Stored data entries
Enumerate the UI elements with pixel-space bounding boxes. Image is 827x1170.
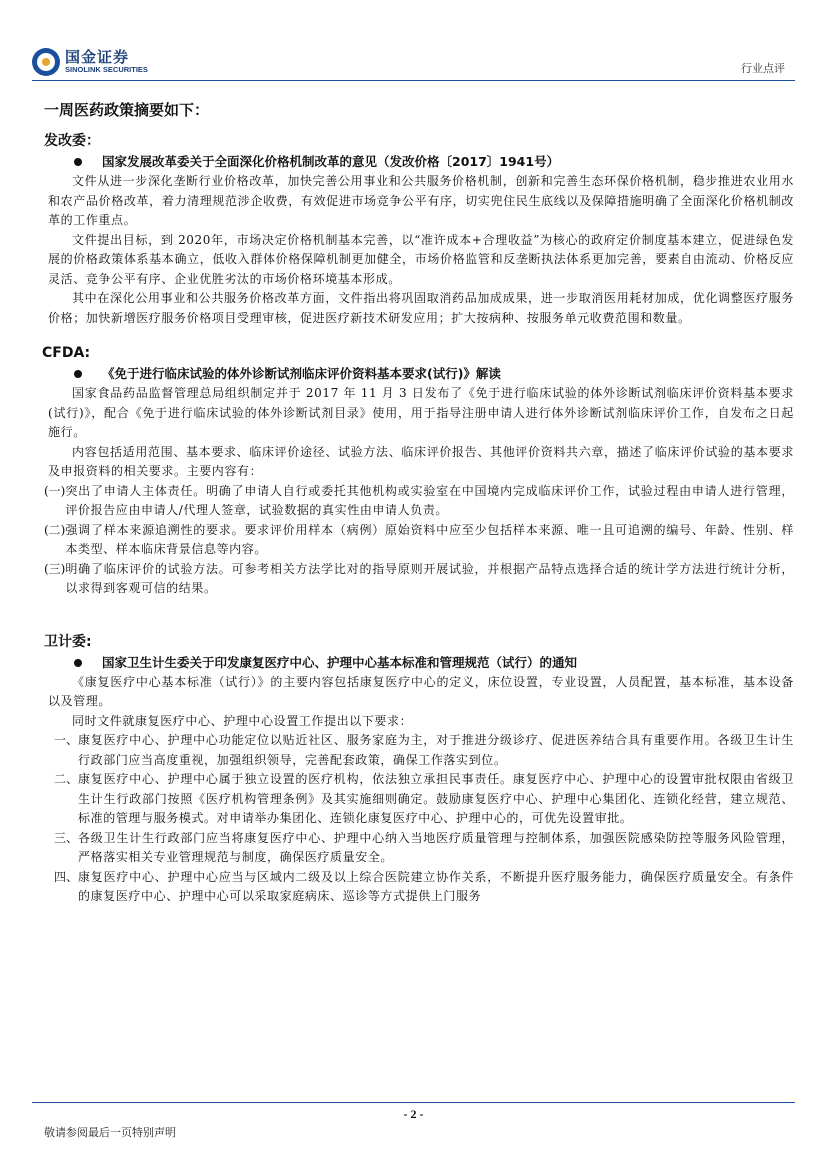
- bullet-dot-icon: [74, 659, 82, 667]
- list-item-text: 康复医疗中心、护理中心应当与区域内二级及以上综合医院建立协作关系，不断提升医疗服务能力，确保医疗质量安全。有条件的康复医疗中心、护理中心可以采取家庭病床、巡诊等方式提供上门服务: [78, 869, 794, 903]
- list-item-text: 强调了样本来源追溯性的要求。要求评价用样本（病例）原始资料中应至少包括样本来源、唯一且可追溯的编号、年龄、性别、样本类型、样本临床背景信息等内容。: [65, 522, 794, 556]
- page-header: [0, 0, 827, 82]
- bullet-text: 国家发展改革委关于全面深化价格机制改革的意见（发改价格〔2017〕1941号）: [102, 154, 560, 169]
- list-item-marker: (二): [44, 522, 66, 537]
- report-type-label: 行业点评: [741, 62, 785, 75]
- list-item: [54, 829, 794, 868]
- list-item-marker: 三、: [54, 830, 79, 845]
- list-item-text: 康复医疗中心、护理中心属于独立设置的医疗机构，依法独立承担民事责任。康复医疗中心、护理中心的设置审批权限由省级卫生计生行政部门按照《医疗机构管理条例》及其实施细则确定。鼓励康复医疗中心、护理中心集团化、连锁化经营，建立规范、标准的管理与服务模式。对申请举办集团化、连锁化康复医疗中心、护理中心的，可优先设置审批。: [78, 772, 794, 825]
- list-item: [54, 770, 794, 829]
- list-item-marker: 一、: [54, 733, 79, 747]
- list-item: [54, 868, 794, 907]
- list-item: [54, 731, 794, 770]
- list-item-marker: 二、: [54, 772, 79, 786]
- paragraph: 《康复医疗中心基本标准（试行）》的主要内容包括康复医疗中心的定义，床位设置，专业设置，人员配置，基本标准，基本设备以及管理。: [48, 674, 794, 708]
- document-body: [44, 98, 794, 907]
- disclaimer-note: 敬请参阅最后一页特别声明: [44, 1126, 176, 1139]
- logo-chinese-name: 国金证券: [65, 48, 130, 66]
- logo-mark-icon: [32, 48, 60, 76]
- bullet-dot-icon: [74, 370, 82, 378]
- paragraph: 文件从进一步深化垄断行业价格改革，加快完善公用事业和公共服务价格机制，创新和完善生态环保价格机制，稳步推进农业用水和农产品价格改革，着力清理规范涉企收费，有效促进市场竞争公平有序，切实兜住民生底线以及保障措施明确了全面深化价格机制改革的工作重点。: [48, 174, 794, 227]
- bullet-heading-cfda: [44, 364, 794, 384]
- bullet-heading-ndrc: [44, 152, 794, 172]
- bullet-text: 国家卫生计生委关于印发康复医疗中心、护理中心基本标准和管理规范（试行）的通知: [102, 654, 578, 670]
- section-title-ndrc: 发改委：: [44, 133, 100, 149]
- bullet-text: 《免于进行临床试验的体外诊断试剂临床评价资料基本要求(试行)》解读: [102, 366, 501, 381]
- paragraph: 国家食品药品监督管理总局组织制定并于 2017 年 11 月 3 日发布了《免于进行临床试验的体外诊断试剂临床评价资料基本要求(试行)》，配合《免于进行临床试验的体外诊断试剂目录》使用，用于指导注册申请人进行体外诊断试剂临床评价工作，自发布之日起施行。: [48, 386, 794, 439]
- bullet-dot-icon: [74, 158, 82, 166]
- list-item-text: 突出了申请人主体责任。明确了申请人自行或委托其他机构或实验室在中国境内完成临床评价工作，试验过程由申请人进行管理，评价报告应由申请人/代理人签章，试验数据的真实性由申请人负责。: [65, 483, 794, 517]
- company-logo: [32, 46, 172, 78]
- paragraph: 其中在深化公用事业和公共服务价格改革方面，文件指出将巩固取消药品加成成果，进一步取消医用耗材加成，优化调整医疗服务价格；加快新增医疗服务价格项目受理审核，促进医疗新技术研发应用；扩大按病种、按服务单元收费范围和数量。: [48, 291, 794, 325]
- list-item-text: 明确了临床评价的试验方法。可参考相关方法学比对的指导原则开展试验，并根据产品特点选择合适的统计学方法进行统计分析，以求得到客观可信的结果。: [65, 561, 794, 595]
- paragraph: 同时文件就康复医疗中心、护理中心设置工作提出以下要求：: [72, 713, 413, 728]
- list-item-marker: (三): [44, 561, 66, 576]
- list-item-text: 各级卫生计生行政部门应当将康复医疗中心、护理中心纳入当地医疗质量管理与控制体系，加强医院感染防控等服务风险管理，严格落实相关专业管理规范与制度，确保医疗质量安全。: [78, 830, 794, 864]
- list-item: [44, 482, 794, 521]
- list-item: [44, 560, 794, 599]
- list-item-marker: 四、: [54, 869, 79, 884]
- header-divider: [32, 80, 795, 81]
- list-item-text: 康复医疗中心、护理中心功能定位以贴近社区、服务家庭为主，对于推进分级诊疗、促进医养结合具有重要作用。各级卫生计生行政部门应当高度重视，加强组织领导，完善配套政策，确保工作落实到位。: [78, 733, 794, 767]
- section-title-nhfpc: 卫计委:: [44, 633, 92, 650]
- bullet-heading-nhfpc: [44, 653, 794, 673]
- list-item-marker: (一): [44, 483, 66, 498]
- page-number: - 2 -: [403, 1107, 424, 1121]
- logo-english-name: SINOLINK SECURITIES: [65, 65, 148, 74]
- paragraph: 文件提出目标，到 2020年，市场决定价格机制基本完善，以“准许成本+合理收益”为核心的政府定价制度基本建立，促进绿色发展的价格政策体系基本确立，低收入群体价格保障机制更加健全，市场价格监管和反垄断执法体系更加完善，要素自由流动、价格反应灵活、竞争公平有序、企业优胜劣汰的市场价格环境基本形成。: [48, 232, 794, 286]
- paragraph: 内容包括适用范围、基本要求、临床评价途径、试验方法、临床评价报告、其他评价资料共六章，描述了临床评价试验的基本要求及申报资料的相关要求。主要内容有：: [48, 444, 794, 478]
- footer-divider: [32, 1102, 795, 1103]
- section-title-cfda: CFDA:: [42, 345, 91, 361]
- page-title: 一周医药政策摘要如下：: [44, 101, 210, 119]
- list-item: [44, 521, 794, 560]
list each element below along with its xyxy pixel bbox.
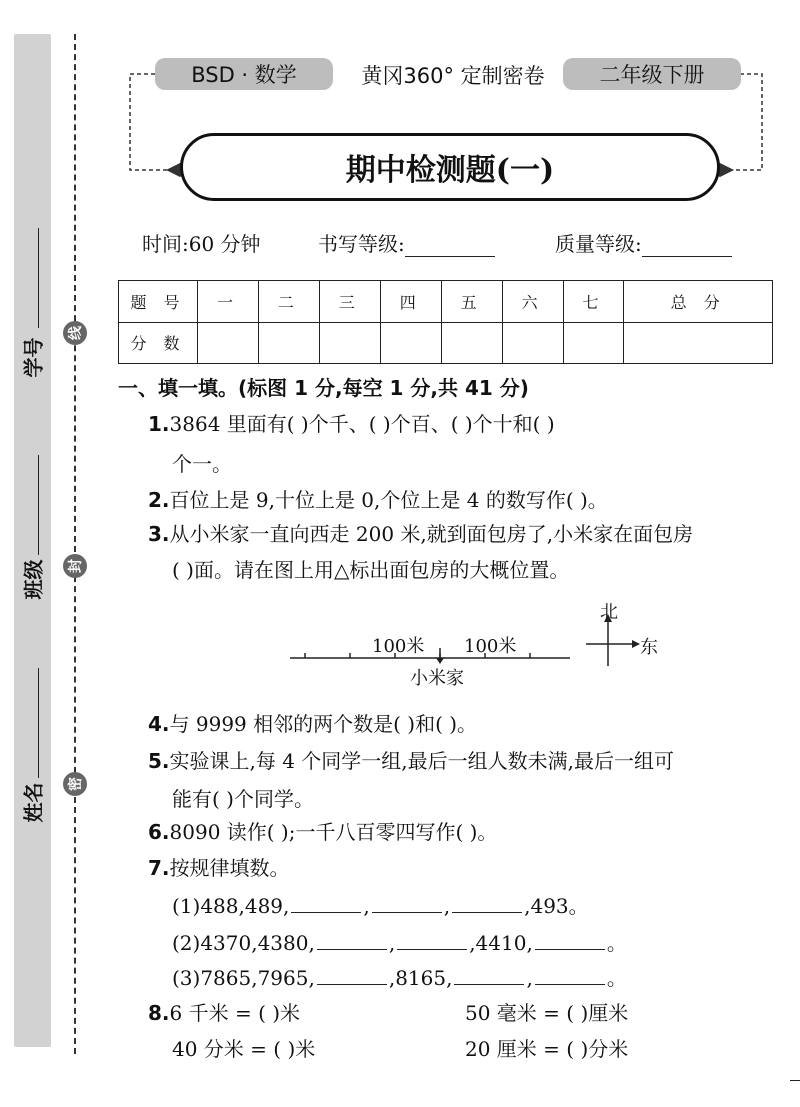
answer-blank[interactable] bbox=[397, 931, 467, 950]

Goal of the exercise: Please give everything from the line containing "- bullet-dot-icon: [74, 659, 82, 667]" down to the line containing "- list-item-marker: 三、: [54, 830, 79, 845]" again, with "report-type-label" replaced by "report-category-label" and nothing else changed.

Finished answer:
- bullet-dot-icon: [74, 659, 82, 667]
- list-item-text: 康复医疗中心、护理中心应当与区域内二级及以上综合医院建立协作关系，不断提升医疗服务能力，确保医疗质量安全。有条件的康复医疗中心、护理中心可以采取家庭病床、巡诊等方式提供上门服务: [78, 869, 794, 903]
- list-item-text: 强调了样本来源追溯性的要求。要求评价用样本（病例）原始资料中应至少包括样本来源、唯一且可追溯的编号、年龄、性别、样本类型、样本临床背景信息等内容。: [65, 522, 794, 556]
- page-header: [0, 0, 827, 82]
- bullet-text: 国家发展改革委关于全面深化价格机制改革的意见（发改价格〔2017〕1941号）: [102, 154, 560, 169]
- list-item-marker: (二): [44, 522, 66, 537]
- report-category-label: 行业点评: [741, 62, 785, 75]
- list-item: [54, 829, 794, 868]
- list-item-marker: 三、: [54, 830, 79, 845]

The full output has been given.